>> START
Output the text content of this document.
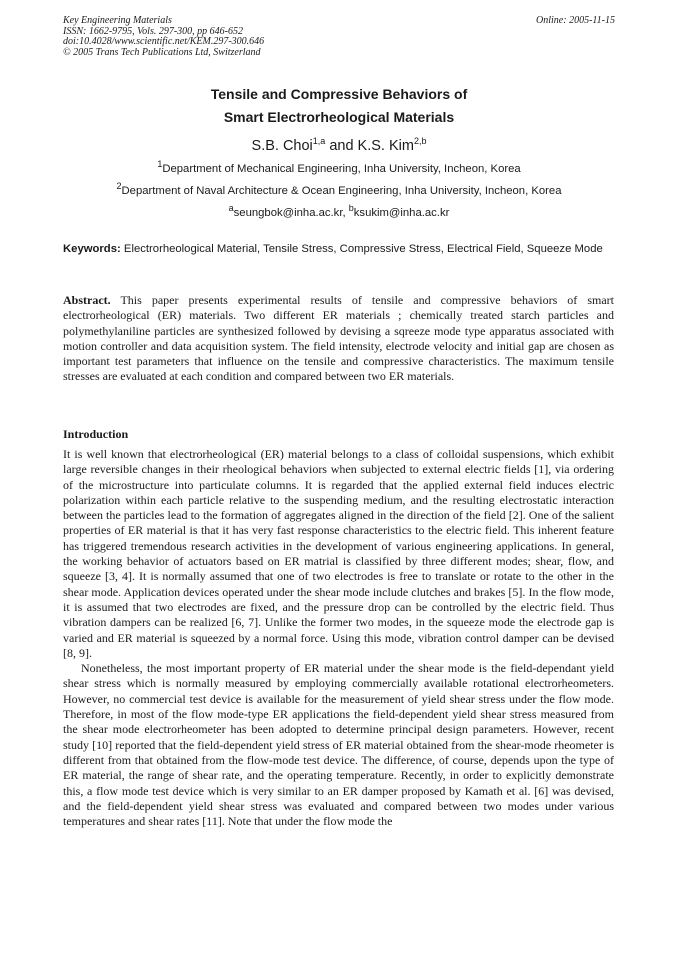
Key Engineering Materials
ISSN: 1662-9795, Vols. 297-300, pp 646-652
doi:10.4028/www.scientific.net/KEM.297-300.646
© 2005 Trans Tech Publications Ltd, Switzerland
Online: 2005-11-15
Tensile and Compressive Behaviors of
Smart Electrorheological Materials
S.B. Choi$^{1,a}$ and K.S. Kim$^{2,b}$
$^1$Department of Mechanical Engineering, Inha University, Incheon, Korea
$^2$Department of Naval Architecture & Ocean Engineering, Inha University, Incheon, Korea
$^a$seungbok@inha.ac.kr, $^b$ksukim@inha.ac.kr
Keywords: Electrorheological Material, Tensile Stress, Compressive Stress, Electrical Field, Squeeze Mode
Abstract. This paper presents experimental results of tensile and compressive behaviors of smart electrorheological (ER) materials. Two different ER materials ; chemically treated starch particles and polymethylaniline particles are synthesized followed by devising a sqreeze mode type apparatus associated with motion controller and data acquisition system. The field intensity, electrode velocity and initial gap are chosen as important test parameters that influence on the tensile and compressive characteristics. The maximum tensile stresses are evaluated at each condition and compared between two ER materials.
Introduction

It is well known that electrorheological (ER) material belongs to a class of colloidal suspensions, which exhibit large reversible changes in their rheological behaviors when subjected to external electric fields [1], via ordering of the microstructure into particulate columns. It is regarded that the applied external field induces electric polarization within each particle relative to the suspending medium, and the resulting electrostatic interaction between the particles lead to the formation of aggregates aligned in the direction of the field [2]. One of the salient properties of ER material is that it has very fast response characteristics to the electric field. This inherent feature has triggered tremendous research activities in the development of various engineering applications. In general, the working behavior of actuators based on ER matrial is classified by three different modes; shear, flow, and squeeze [3, 4]. It is normally assumed that one of two electrodes is free to translate or rotate to the other in the shear mode. Application devices operated under the shear mode include clutches and brakes [5]. In the flow mode, it is assumed that two electrodes are fixed, and the pressure drop can be controlled by the electric field. Thus vibration dampers can be realized [6, 7]. Unlike the former two modes, in the squeeze mode the electrode gap is varied and ER material is squeezed by a normal force. Using this mode, vibration control damper can be devised [8, 9].

Nonetheless, the most important property of ER material under the shear mode is the field-dependant yield shear stress which is normally measured by employing commercially available rotational electrorheometers. However, no commercial test device is available for the measurement of yield shear stress under the flow mode. Therefore, in most of the flow mode-type ER applications the field-dependent yield shear stress measured from the shear mode electrorheometer has been adopted to determine principal design parameters. However, recent study [10] reported that the field-dependent yield stress of ER material obtained from the shear-mode rheometer is different from that obtained from the flow-mode test device. The difference, of course, depends upon the type of ER material, the range of shear rate, and the operating temperature. Recently, in order to explicitly demonstrate this, a flow mode test device which is very similar to an ER damper proposed by Kamath et al. [6] was devised, and the field-dependent yield shear stress was evaluated and compared between two modes under various temperatures and shear rates [11]. Note that under the flow mode the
>> END
WHAT THE TASK REQUIRES
Using the listing above, pull out all lines that hold the word "Korea".

TASK ANSWER
$^1$Department of Mechanical Engineering, Inha University, Incheon, Korea
$^2$Department of Naval Architecture & Ocean Engineering, Inha University, Incheon, Korea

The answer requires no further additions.